#### Do this:
Count, in the entries below, the lines in which "Weightage" occurs. Give the number, nothing more.

#### Records for this exercise:
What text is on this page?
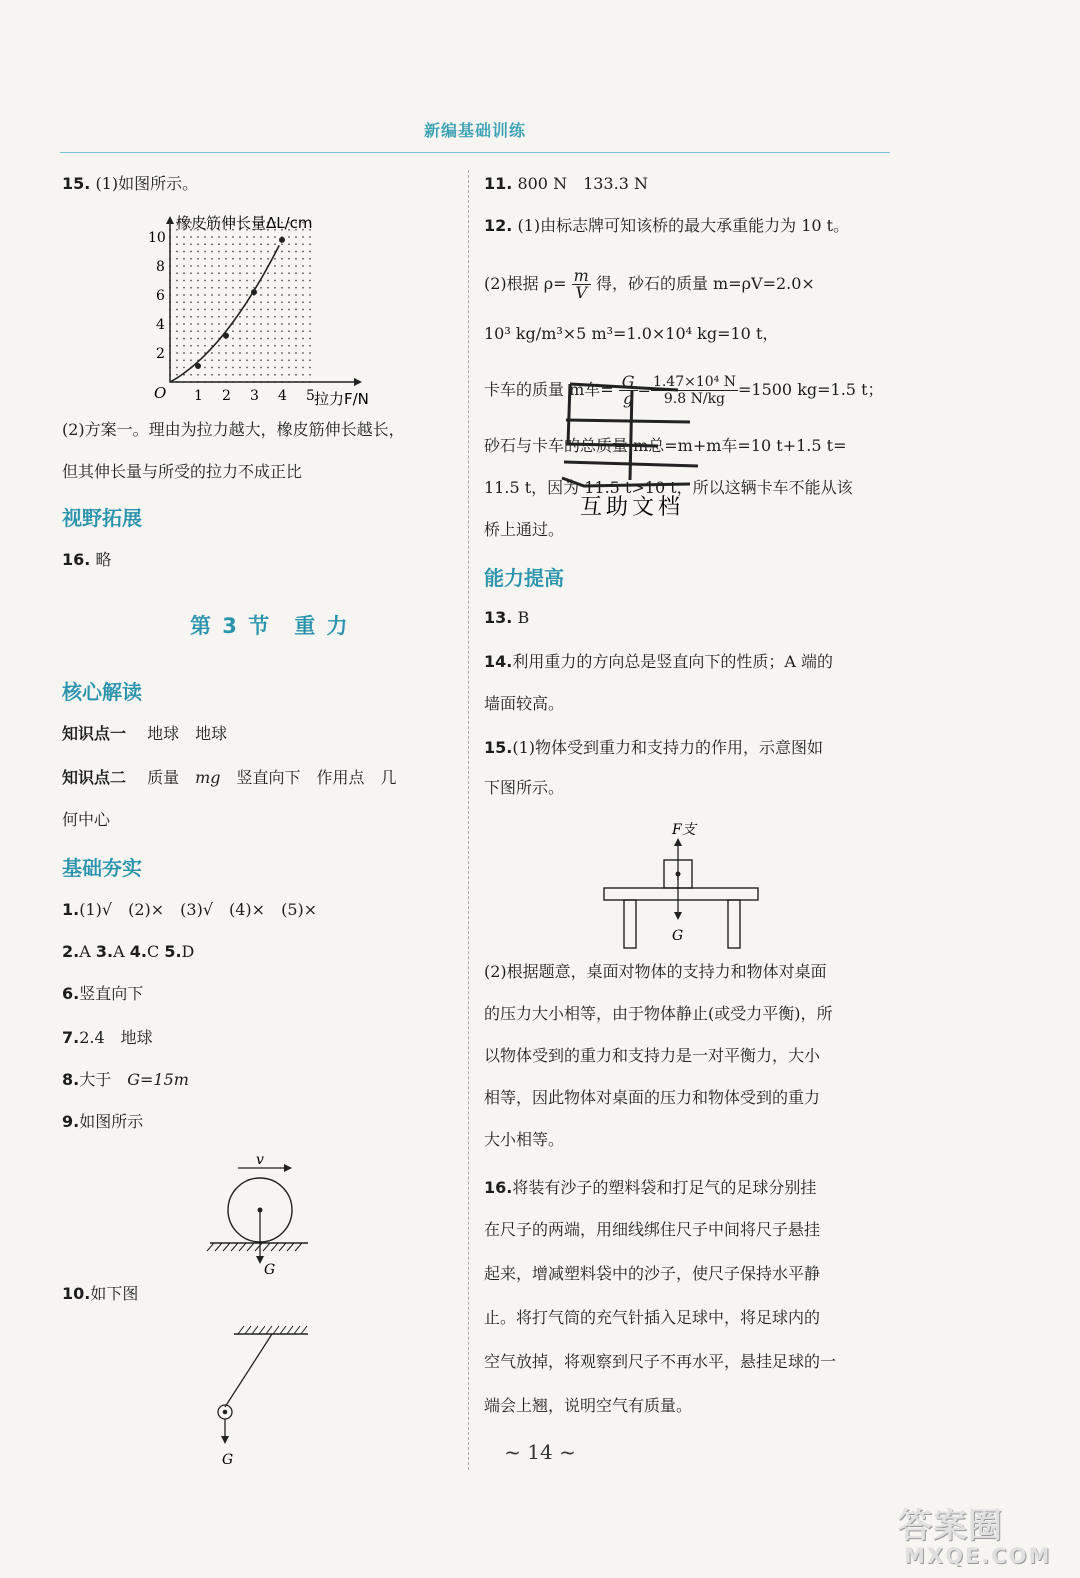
新编基础训练
15. (1)如图所示。
1 2 3 4 5
2
4
6
8
10
橡皮筋伸长量ΔL/cm
拉力F/N
O
(2)方案一。理由为拉力越大，橡皮筋伸长越长，
但其伸长量与所受的拉力不成正比
视野拓展
16. 略
第 3 节　重 力
核心解读
知识点一　 地球　地球
知识点二　 质量　mg　竖直向下　作用点　几
何中心
基础夯实
1.(1)√　(2)×　(3)√　(4)×　(5)×
2.A 3.A 4.C 5.D
6.竖直向下
7.2.4　地球
8.大于　G=15m
9.如图所示
v
G
10.如下图
G
11. 800 N　133.3 N
12. (1)由标志牌可知该桥的最大承重能力为 10 t。
(2)根据 $\rho= \frac{m}{V}$ 得，砂石的质量 m=ρV=2.0×
10³ kg/m³×5 m³=1.0×10⁴ kg=10 t，
卡车的质量 m车= $\frac{G}{g} = \frac{\text{1.47×10⁴ N}}{9.8 N/kg} =1500$ kg=1.5 t；
砂石与卡车的总质量 m总=m+m车=10 t+1.5 t=
11.5 t，因为 11.5 t>10 t，所以这辆卡车不能从该
桥上通过。
互助文档
能力提高
13. B
14.利用重力的方向总是竖直向下的性质；A 端的
墙面较高。
15.(1)物体受到重力和支持力的作用，示意图如
下图所示。
F支
G
(2)根据题意，桌面对物体的支持力和物体对桌面
的压力大小相等，由于物体静止(或受力平衡)，所
以物体受到的重力和支持力是一对平衡力，大小
相等，因此物体对桌面的压力和物体受到的重力
大小相等。
16.将装有沙子的塑料袋和打足气的足球分别挂
在尺子的两端，用细线绑住尺子中间将尺子悬挂
起来，增减塑料袋中的沙子，使尺子保持水平静
止。将打气筒的充气针插入足球中，将足球内的
空气放掉，将观察到尺子不再水平，悬挂足球的一
端会上翘，说明空气有质量。
~ 14 ~
答案圈
MXQE.COM
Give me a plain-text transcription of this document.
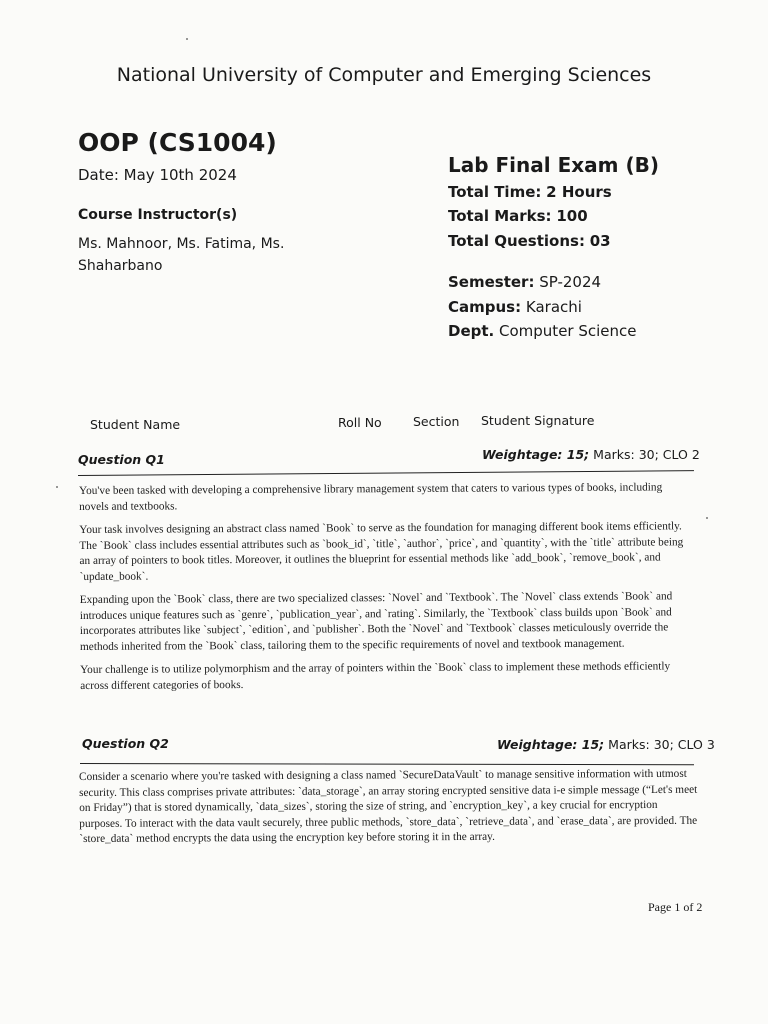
National University of Computer and Emerging Sciences
OOP (CS1004)
Date: May 10th 2024
Course Instructor(s)
Ms. Mahnoor, Ms. Fatima, Ms. Shaharbano
Lab Final Exam (B)
Total Time: 2 Hours
Total Marks: 100
Total Questions: 03
Semester: SP-2024
Campus: Karachi
Dept. Computer Science
Student Name	Roll No	Section Student Signature
Question Q1	Weightage: 15; Marks: 30; CLO 2

You've been tasked with developing a comprehensive library management system that caters to various types of books, including novels and textbooks.

Your task involves designing an abstract class named `Book` to serve as the foundation for managing different book items efficiently. The `Book` class includes essential attributes such as `book_id`, `title`, `author`, `price`, and `quantity`, with the `title` attribute being an array of pointers to book titles. Moreover, it outlines the blueprint for essential methods like `add_book`, `remove_book`, and `update_book`.

Expanding upon the `Book` class, there are two specialized classes: `Novel` and `Textbook`. The `Novel` class extends `Book` and introduces unique features such as `genre`, `publication_year`, and `rating`. Similarly, the `Textbook` class builds upon `Book` and incorporates attributes like `subject`, `edition`, and `publisher`. Both the `Novel` and `Textbook` classes meticulously override the methods inherited from the `Book` class, tailoring them to the specific requirements of novel and textbook management.

Your challenge is to utilize polymorphism and the array of pointers within the `Book` class to implement these methods efficiently across different categories of books.

Question Q2	Weightage: 15; Marks: 30; CLO 3

Consider a scenario where you're tasked with designing a class named `SecureDataVault` to manage sensitive information with utmost security. This class comprises private attributes: `data_storage`, an array storing encrypted sensitive data i-e simple message (“Let's meet on Friday”) that is stored dynamically, `data_sizes`, storing the size of string, and `encryption_key`, a key crucial for encryption purposes. To interact with the data vault securely, three public methods, `store_data`, `retrieve_data`, and `erase_data`, are provided. The `store_data` method encrypts the data using the encryption key before storing it in the array.

Page 1 of 2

#### Full answer:
2